* **DO THIS**
Each line of the data that includes the string "四川百利药业有限责任公司" is to be copied out.

* **EXTRACTED RECORDS**
◇ ◇ ◇

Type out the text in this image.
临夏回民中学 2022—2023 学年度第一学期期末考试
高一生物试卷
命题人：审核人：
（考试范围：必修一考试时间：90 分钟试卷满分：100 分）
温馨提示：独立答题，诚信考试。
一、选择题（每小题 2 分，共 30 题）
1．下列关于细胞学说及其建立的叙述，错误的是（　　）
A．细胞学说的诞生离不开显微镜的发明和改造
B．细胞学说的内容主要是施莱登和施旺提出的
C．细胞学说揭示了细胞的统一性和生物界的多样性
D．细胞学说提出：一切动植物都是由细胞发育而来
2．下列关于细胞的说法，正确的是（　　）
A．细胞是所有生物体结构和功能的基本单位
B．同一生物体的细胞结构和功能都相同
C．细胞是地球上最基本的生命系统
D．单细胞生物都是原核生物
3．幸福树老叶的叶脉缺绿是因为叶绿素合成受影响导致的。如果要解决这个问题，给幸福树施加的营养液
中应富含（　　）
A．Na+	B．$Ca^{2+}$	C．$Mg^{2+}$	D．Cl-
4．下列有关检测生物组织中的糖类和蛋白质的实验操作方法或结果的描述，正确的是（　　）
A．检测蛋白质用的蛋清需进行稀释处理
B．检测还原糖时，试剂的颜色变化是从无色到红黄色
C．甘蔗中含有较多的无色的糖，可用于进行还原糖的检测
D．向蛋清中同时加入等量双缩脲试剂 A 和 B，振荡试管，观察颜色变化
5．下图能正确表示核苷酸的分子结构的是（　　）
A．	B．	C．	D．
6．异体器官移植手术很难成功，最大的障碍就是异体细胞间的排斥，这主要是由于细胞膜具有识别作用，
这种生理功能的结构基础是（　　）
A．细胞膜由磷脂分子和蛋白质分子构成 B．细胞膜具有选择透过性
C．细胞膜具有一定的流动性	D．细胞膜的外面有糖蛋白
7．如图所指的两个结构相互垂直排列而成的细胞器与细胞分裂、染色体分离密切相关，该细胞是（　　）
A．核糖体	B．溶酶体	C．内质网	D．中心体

◇ ◇ ◇

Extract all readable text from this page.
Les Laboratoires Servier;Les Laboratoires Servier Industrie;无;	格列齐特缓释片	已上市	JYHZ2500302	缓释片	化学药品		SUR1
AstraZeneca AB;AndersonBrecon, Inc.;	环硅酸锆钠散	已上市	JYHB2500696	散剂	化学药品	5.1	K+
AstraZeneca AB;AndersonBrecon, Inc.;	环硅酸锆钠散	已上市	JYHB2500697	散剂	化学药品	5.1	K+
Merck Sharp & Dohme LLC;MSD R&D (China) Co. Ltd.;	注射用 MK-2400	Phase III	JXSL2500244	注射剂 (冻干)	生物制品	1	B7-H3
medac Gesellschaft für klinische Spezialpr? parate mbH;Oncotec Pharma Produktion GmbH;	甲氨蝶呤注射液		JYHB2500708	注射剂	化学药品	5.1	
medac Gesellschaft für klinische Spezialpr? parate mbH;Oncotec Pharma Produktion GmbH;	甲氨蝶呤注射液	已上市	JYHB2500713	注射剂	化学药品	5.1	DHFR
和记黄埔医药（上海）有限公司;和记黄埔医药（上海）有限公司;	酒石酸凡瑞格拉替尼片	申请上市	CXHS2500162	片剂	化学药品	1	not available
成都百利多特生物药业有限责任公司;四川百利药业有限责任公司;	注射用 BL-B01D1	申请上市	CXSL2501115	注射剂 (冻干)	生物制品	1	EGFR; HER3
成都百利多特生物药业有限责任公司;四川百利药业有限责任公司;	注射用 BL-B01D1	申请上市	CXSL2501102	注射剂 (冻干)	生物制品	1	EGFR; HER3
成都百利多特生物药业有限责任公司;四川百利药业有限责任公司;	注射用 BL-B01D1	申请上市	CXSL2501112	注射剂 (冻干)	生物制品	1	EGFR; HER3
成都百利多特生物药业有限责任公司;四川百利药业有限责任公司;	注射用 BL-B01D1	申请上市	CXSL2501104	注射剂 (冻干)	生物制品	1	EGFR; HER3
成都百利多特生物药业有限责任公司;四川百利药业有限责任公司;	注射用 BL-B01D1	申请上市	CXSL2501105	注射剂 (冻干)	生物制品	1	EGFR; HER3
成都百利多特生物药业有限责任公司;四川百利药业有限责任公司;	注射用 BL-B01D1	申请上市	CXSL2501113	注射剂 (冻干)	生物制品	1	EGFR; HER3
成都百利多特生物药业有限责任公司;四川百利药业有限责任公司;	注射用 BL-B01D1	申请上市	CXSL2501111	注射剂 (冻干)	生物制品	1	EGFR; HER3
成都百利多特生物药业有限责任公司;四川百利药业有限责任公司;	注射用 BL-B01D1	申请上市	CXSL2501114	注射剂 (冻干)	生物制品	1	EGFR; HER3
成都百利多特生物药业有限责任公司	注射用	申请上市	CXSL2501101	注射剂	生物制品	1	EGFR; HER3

◇ ◇ ◇

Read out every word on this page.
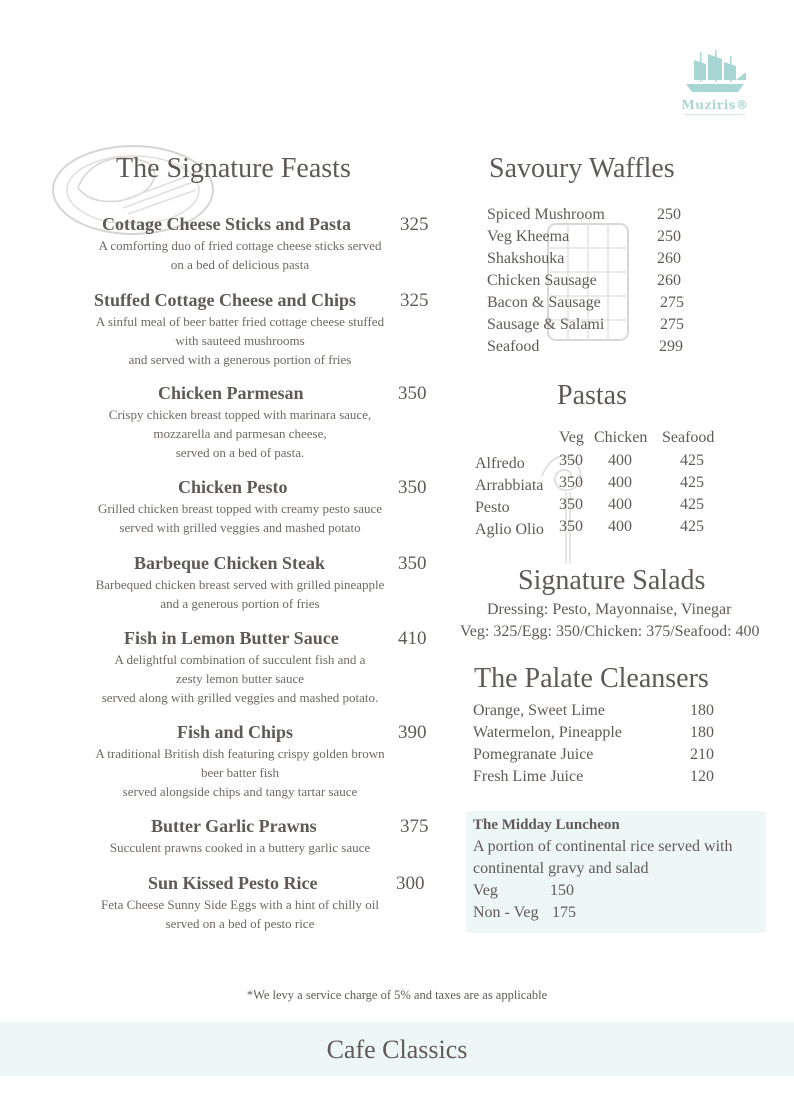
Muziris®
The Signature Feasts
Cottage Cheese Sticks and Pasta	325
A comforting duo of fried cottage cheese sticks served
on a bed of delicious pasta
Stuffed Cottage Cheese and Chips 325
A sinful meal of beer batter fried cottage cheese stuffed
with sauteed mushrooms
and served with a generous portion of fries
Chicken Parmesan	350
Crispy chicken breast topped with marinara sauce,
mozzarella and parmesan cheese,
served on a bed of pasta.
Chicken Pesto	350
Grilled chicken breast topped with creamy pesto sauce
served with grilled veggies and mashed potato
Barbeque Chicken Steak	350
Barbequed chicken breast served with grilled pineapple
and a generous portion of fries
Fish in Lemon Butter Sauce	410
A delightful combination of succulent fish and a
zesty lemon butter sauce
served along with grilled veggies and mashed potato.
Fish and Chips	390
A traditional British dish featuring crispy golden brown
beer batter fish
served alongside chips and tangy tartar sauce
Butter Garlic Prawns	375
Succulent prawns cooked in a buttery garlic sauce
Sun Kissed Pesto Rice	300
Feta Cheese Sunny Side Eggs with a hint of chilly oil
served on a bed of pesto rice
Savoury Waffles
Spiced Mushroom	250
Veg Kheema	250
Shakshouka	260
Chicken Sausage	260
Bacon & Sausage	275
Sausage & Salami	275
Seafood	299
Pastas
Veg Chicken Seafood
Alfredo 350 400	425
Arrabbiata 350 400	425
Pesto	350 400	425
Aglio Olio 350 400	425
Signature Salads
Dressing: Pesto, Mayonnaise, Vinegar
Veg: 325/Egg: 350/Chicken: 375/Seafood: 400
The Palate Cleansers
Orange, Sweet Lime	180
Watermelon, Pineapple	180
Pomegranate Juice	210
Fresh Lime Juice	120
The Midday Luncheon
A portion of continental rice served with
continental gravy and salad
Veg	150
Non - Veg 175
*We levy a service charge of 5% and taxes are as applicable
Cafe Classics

◇ ◇ ◇

* **CORRECT RESPONSE**
成都百利多特生物药业有限责任公司;四川百利药业有限责任公司;	注射用 BL-B01D1	申请上市	CXSL2501115	注射剂 (冻干)	生物制品	1	EGFR; HER3
成都百利多特生物药业有限责任公司;四川百利药业有限责任公司;	注射用 BL-B01D1	申请上市	CXSL2501102	注射剂 (冻干)	生物制品	1	EGFR; HER3
成都百利多特生物药业有限责任公司;四川百利药业有限责任公司;	注射用 BL-B01D1	申请上市	CXSL2501112	注射剂 (冻干)	生物制品	1	EGFR; HER3
成都百利多特生物药业有限责任公司;四川百利药业有限责任公司;	注射用 BL-B01D1	申请上市	CXSL2501104	注射剂 (冻干)	生物制品	1	EGFR; HER3
成都百利多特生物药业有限责任公司;四川百利药业有限责任公司;	注射用 BL-B01D1	申请上市	CXSL2501105	注射剂 (冻干)	生物制品	1	EGFR; HER3
成都百利多特生物药业有限责任公司;四川百利药业有限责任公司;	注射用 BL-B01D1	申请上市	CXSL2501113	注射剂 (冻干)	生物制品	1	EGFR; HER3
成都百利多特生物药业有限责任公司;四川百利药业有限责任公司;	注射用 BL-B01D1	申请上市	CXSL2501111	注射剂 (冻干)	生物制品	1	EGFR; HER3
成都百利多特生物药业有限责任公司;四川百利药业有限责任公司;	注射用 BL-B01D1	申请上市	CXSL2501114	注射剂 (冻干)	生物制品	1	EGFR; HER3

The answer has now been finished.